(Exercise directions):
Find and copy lines holding "两大节日".

(Data records)
## Start
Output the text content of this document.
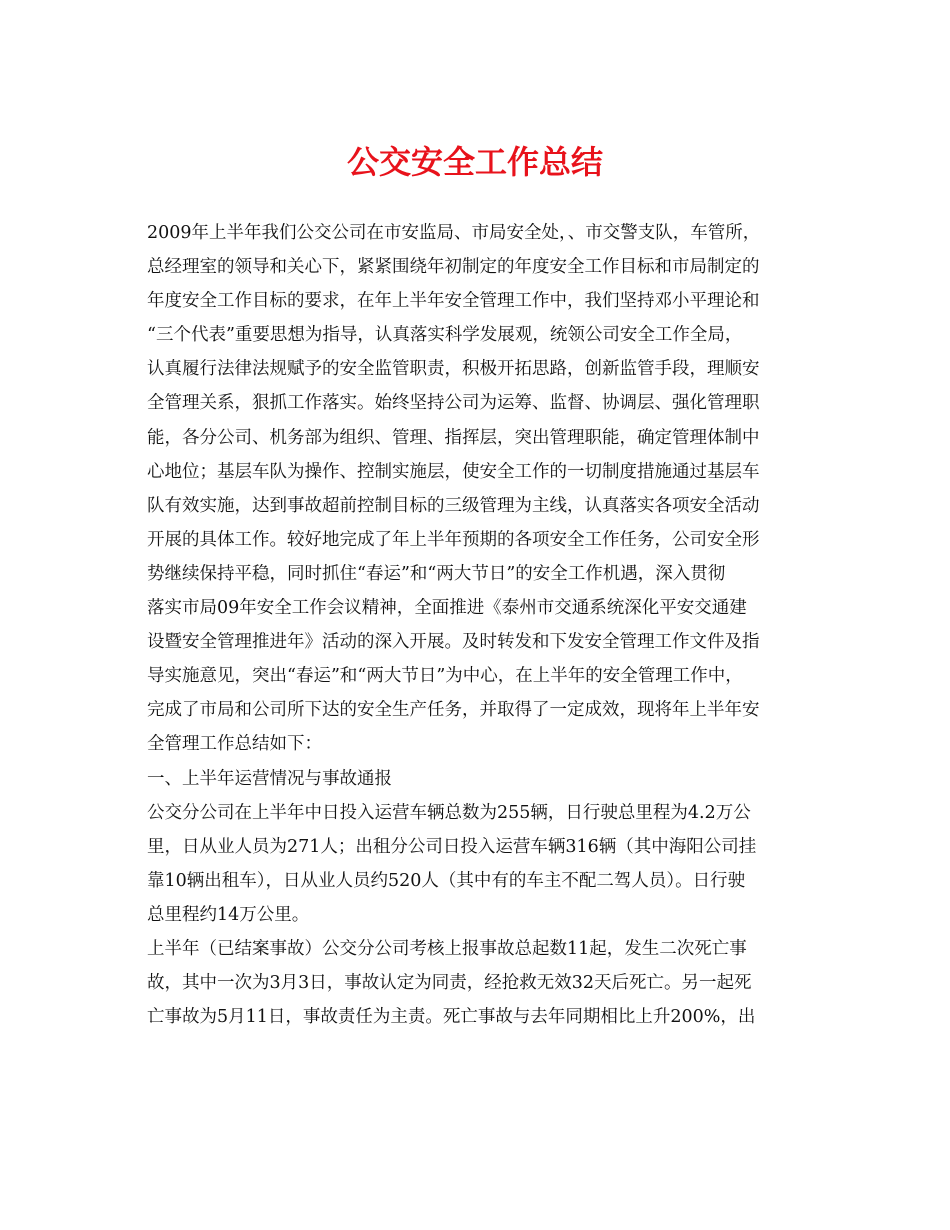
公交安全工作总结

2009年上半年我们公交公司在市安监局、市局安全处，、市交警支队，车管所，

总经理室的领导和关心下，紧紧围绕年初制定的年度安全工作目标和市局制定的

年度安全工作目标的要求，在年上半年安全管理工作中，我们坚持邓小平理论和

“三个代表”重要思想为指导，认真落实科学发展观，统领公司安全工作全局，

认真履行法律法规赋予的安全监管职责，积极开拓思路，创新监管手段，理顺安

全管理关系，狠抓工作落实。始终坚持公司为运筹、监督、协调层、强化管理职

能，各分公司、机务部为组织、管理、指挥层，突出管理职能，确定管理体制中

心地位；基层车队为操作、控制实施层，使安全工作的一切制度措施通过基层车

队有效实施，达到事故超前控制目标的三级管理为主线，认真落实各项安全活动

开展的具体工作。较好地完成了年上半年预期的各项安全工作任务，公司安全形

势继续保持平稳，同时抓住“春运”和“两大节日”的安全工作机遇，深入贯彻

落实市局09年安全工作会议精神，全面推进《泰州市交通系统深化平安交通建

设暨安全管理推进年》活动的深入开展。及时转发和下发安全管理工作文件及指

导实施意见，突出“春运”和“两大节日”为中心，在上半年的安全管理工作中，

完成了市局和公司所下达的安全生产任务，并取得了一定成效，现将年上半年安

全管理工作总结如下：

一、上半年运营情况与事故通报

公交分公司在上半年中日投入运营车辆总数为255辆，日行驶总里程为4.2万公

里，日从业人员为271人；出租分公司日投入运营车辆316辆（其中海阳公司挂

靠10辆出租车），日从业人员约520人（其中有的车主不配二驾人员）。日行驶

总里程约14万公里。

上半年（已结案事故）公交分公司考核上报事故总起数11起，发生二次死亡事

故，其中一次为3月3日，事故认定为同责，经抢救无效32天后死亡。另一起死

亡事故为5月11日，事故责任为主责。死亡事故与去年同期相比上升200%，出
## End
(Written reply):
势继续保持平稳，同时抓住“春运”和“两大节日”的安全工作机遇，深入贯彻
导实施意见，突出“春运”和“两大节日”为中心，在上半年的安全管理工作中，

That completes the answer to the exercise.